# START OF Exercise material
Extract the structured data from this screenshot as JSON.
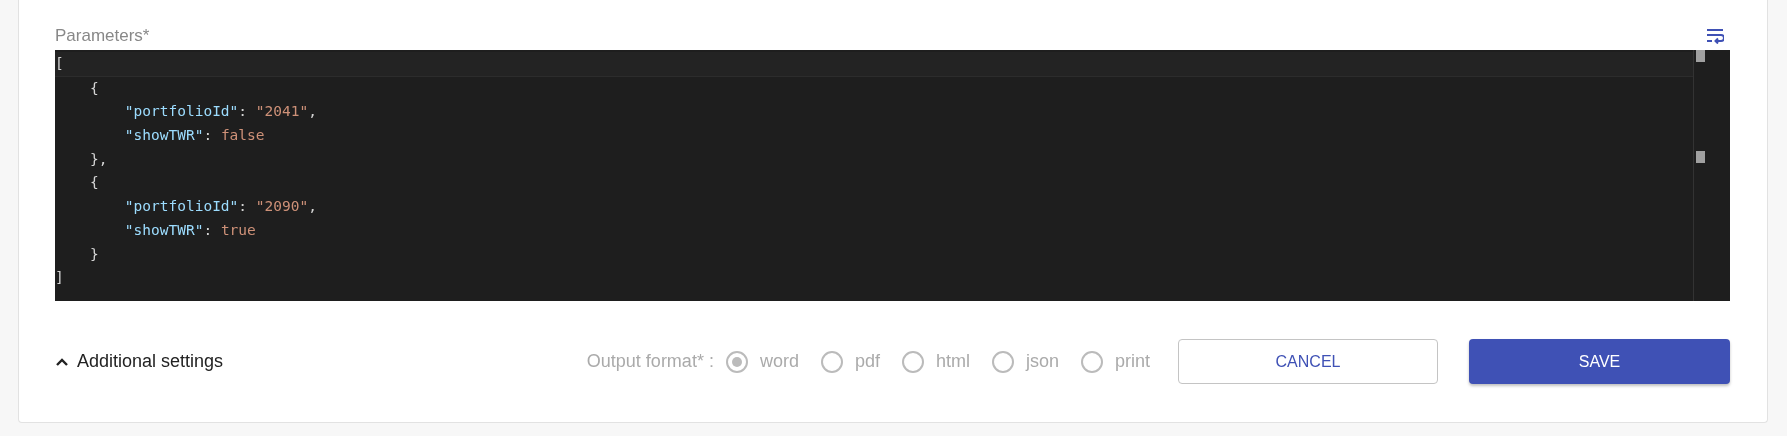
{
  "parameters": {
    "label": "Parameters*",
    "lines": [
      [
        {
          "kind": "punct",
          "text": "["
        }
      ],
      [
        {
          "kind": "punct",
          "text": "    {"
        }
      ],
      [
        {
          "kind": "key",
          "text": "        \"portfolioId\""
        },
        {
          "kind": "punct",
          "text": ": "
        },
        {
          "kind": "string",
          "text": "\"2041\""
        },
        {
          "kind": "punct",
          "text": ","
        }
      ],
      [
        {
          "kind": "key",
          "text": "        \"showTWR\""
        },
        {
          "kind": "punct",
          "text": ": "
        },
        {
          "kind": "literal",
          "text": "false"
        }
      ],
      [
        {
          "kind": "punct",
          "text": "    },"
        }
      ],
      [
        {
          "kind": "punct",
          "text": "    {"
        }
      ],
      [
        {
          "kind": "key",
          "text": "        \"portfolioId\""
        },
        {
          "kind": "punct",
          "text": ": "
        },
        {
          "kind": "string",
          "text": "\"2090\""
        },
        {
          "kind": "punct",
          "text": ","
        }
      ],
      [
        {
          "kind": "key",
          "text": "        \"showTWR\""
        },
        {
          "kind": "punct",
          "text": ": "
        },
        {
          "kind": "literal",
          "text": "true"
        }
      ],
      [
        {
          "kind": "punct",
          "text": "    }"
        }
      ],
      [
        {
          "kind": "punct",
          "text": "]"
        }
      ]
    ]
  },
  "additional_settings": {
    "label": "Additional settings",
    "expanded": true
  },
  "output_format": {
    "label": "Output format* :",
    "options": [
      {
        "label": "word",
        "selected": true
      },
      {
        "label": "pdf",
        "selected": false
      },
      {
        "label": "html",
        "selected": false
      },
      {
        "label": "json",
        "selected": false
      },
      {
        "label": "print",
        "selected": false
      }
    ]
  },
  "buttons": [
    {
      "kind": "outlined",
      "label": "CANCEL"
    },
    {
      "kind": "primary",
      "label": "SAVE"
    }
  ]
}
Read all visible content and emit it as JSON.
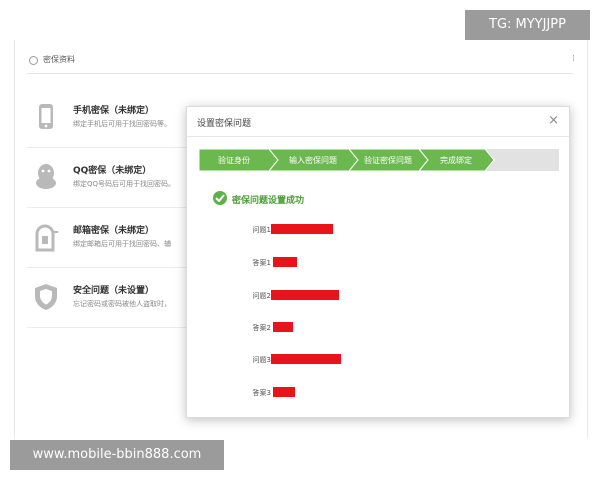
{
  "section": {
    "title": "密保资料"
  },
  "security_items": [
    {
      "name": "手机密保（未绑定）",
      "desc": "绑定手机后可用于找回密码等。",
      "icon": "phone-icon"
    },
    {
      "name": "QQ密保（未绑定）",
      "desc": "绑定QQ号码后可用于找回密码。",
      "icon": "qq-penguin-icon"
    },
    {
      "name": "邮箱密保（未绑定）",
      "desc": "绑定邮箱后可用于找回密码、辅",
      "icon": "mailbox-icon"
    },
    {
      "name": "安全问题（未设置）",
      "desc": "忘记密码或密码被他人盗取时，",
      "icon": "shield-icon"
    }
  ],
  "modal": {
    "title": "设置密保问题",
    "close": "×",
    "steps": [
      "验证身份",
      "输入密保问题",
      "验证密保问题",
      "完成绑定"
    ],
    "success": "密保问题设置成功",
    "qa": [
      {
        "label": "问题1"
      },
      {
        "label": "答案1"
      },
      {
        "label": "问题2"
      },
      {
        "label": "答案2"
      },
      {
        "label": "问题3"
      },
      {
        "label": "答案3"
      }
    ]
  },
  "watermarks": {
    "tg": "TG: MYYJJPP",
    "url": "www.mobile-bbin888.com"
  },
  "colors": {
    "step_green": "#6bb84f",
    "success_green": "#5db04a",
    "redaction": "#e8141a"
  }
}
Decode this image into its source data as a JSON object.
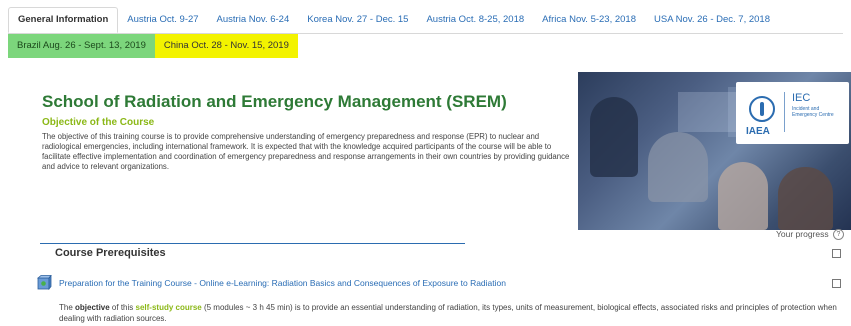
{
  "tabs_row1": [
    {
      "label": "General Information",
      "active": true
    },
    {
      "label": "Austria Oct. 9-27"
    },
    {
      "label": "Austria Nov. 6-24"
    },
    {
      "label": "Korea Nov. 27 - Dec. 15"
    },
    {
      "label": "Austria Oct. 8-25, 2018"
    },
    {
      "label": "Africa Nov. 5-23, 2018"
    },
    {
      "label": "USA Nov. 26 - Dec. 7, 2018"
    }
  ],
  "tabs_row2": [
    {
      "label": "Brazil Aug. 26 - Sept. 13, 2019",
      "color": "#7cd67c"
    },
    {
      "label": "China Oct. 28 - Nov. 15, 2019",
      "color": "#f3f300"
    }
  ],
  "page_title": "School of Radiation and Emergency Management (SREM)",
  "objective_heading": "Objective of the Course",
  "objective_text": "The objective of this training course is to provide comprehensive understanding of emergency preparedness and response (EPR) to nuclear and radiological emergencies, including international framework. It is expected that with the knowledge acquired participants of the course will be able to facilitate effective implementation and coordination of emergency preparedness and response arrangements in their own countries by providing guidance and advice to relevant organizations.",
  "banner_logo": {
    "org": "IAEA",
    "unit": "IEC",
    "unit_sub": "Incident and Emergency Centre"
  },
  "progress_label": "Your progress",
  "section_heading": "Course Prerequisites",
  "activity": {
    "icon": "scorm-package-icon",
    "title": "Preparation for the Training Course - Online e-Learning: Radiation Basics and Consequences of Exposure to Radiation"
  },
  "description": {
    "prefix": "The ",
    "bold1": "objective",
    "mid1": " of this ",
    "bold2": "self-study course",
    "rest": " (5 modules ~ 3 h 45 min) is to provide an essential understanding of radiation, its types, units of measurement, biological effects, associated risks and principles of protection when dealing with radiation sources."
  },
  "colors": {
    "title": "#2e7a36",
    "subtitle": "#8bb817",
    "link": "#2a6db5"
  }
}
# END OF Exercise material
**Aim of the task**: Give back each entry exactly as it appears, with no pictures.

**Correct result**:
Extract the structured data from this screenshot as JSON.
{
  "parameters": {
    "label": "Parameters*",
    "lines": [
      [
        {
          "kind": "punct",
          "text": "["
        }
      ],
      [
        {
          "kind": "punct",
          "text": "    {"
        }
      ],
      [
        {
          "kind": "key",
          "text": "        \"portfolioId\""
        },
        {
          "kind": "punct",
          "text": ": "
        },
        {
          "kind": "string",
          "text": "\"2041\""
        },
        {
          "kind": "punct",
          "text": ","
        }
      ],
      [
        {
          "kind": "key",
          "text": "        \"showTWR\""
        },
        {
          "kind": "punct",
          "text": ": "
        },
        {
          "kind": "literal",
          "text": "false"
        }
      ],
      [
        {
          "kind": "punct",
          "text": "    },"
        }
      ],
      [
        {
          "kind": "punct",
          "text": "    {"
        }
      ],
      [
        {
          "kind": "key",
          "text": "        \"portfolioId\""
        },
        {
          "kind": "punct",
          "text": ": "
        },
        {
          "kind": "string",
          "text": "\"2090\""
        },
        {
          "kind": "punct",
          "text": ","
        }
      ],
      [
        {
          "kind": "key",
          "text": "        \"showTWR\""
        },
        {
          "kind": "punct",
          "text": ": "
        },
        {
          "kind": "literal",
          "text": "true"
        }
      ],
      [
        {
          "kind": "punct",
          "text": "    }"
        }
      ],
      [
        {
          "kind": "punct",
          "text": "]"
        }
      ]
    ]
  },
  "additional_settings": {
    "label": "Additional settings",
    "expanded": true
  },
  "output_format": {
    "label": "Output format* :",
    "options": [
      {
        "label": "word",
        "selected": true
      },
      {
        "label": "pdf",
        "selected": false
      },
      {
        "label": "html",
        "selected": false
      },
      {
        "label": "json",
        "selected": false
      },
      {
        "label": "print",
        "selected": false
      }
    ]
  },
  "buttons": [
    {
      "kind": "outlined",
      "label": "CANCEL"
    },
    {
      "kind": "primary",
      "label": "SAVE"
    }
  ]
}
Read all visible content and emit it as JSON.
{
  "section": {
    "title": "密保资料"
  },
  "security_items": [
    {
      "name": "手机密保（未绑定）",
      "desc": "绑定手机后可用于找回密码等。",
      "icon": "phone-icon"
    },
    {
      "name": "QQ密保（未绑定）",
      "desc": "绑定QQ号码后可用于找回密码。",
      "icon": "qq-penguin-icon"
    },
    {
      "name": "邮箱密保（未绑定）",
      "desc": "绑定邮箱后可用于找回密码、辅",
      "icon": "mailbox-icon"
    },
    {
      "name": "安全问题（未设置）",
      "desc": "忘记密码或密码被他人盗取时，",
      "icon": "shield-icon"
    }
  ],
  "modal": {
    "title": "设置密保问题",
    "close": "×",
    "steps": [
      "验证身份",
      "输入密保问题",
      "验证密保问题",
      "完成绑定"
    ],
    "success": "密保问题设置成功",
    "qa": [
      {
        "label": "问题1"
      },
      {
        "label": "答案1"
      },
      {
        "label": "问题2"
      },
      {
        "label": "答案2"
      },
      {
        "label": "问题3"
      },
      {
        "label": "答案3"
      }
    ]
  },
  "watermarks": {
    "tg": "TG: MYYJJPP",
    "url": "www.mobile-bbin888.com"
  },
  "colors": {
    "step_green": "#6bb84f",
    "success_green": "#5db04a",
    "redaction": "#e8141a"
  }
}
Decode this image into its source data as a JSON object.
{
  "tabs_row1": [
    {
      "label": "General Information",
      "active": true
    },
    {
      "label": "Austria Oct. 9-27"
    },
    {
      "label": "Austria Nov. 6-24"
    },
    {
      "label": "Korea Nov. 27 - Dec. 15"
    },
    {
      "label": "Austria Oct. 8-25, 2018"
    },
    {
      "label": "Africa Nov. 5-23, 2018"
    },
    {
      "label": "USA Nov. 26 - Dec. 7, 2018"
    }
  ],
  "tabs_row2": [
    {
      "label": "Brazil Aug. 26 - Sept. 13, 2019",
      "color": "#7cd67c"
    },
    {
      "label": "China Oct. 28 - Nov. 15, 2019",
      "color": "#f3f300"
    }
  ],
  "page_title": "School of Radiation and Emergency Management (SREM)",
  "objective_heading": "Objective of the Course",
  "objective_text": "The objective of this training course is to provide comprehensive understanding of emergency preparedness and response (EPR) to nuclear and radiological emergencies, including international framework. It is expected that with the knowledge acquired participants of the course will be able to facilitate effective implementation and coordination of emergency preparedness and response arrangements in their own countries by providing guidance and advice to relevant organizations.",
  "banner_logo": {
    "org": "IAEA",
    "unit": "IEC",
    "unit_sub": "Incident and Emergency Centre"
  },
  "progress_label": "Your progress",
  "section_heading": "Course Prerequisites",
  "activity": {
    "icon": "scorm-package-icon",
    "title": "Preparation for the Training Course - Online e-Learning: Radiation Basics and Consequences of Exposure to Radiation"
  },
  "description": {
    "prefix": "The ",
    "bold1": "objective",
    "mid1": " of this ",
    "bold2": "self-study course",
    "rest": " (5 modules ~ 3 h 45 min) is to provide an essential understanding of radiation, its types, units of measurement, biological effects, associated risks and principles of protection when dealing with radiation sources."
  },
  "colors": {
    "title": "#2e7a36",
    "subtitle": "#8bb817",
    "link": "#2a6db5"
  }
}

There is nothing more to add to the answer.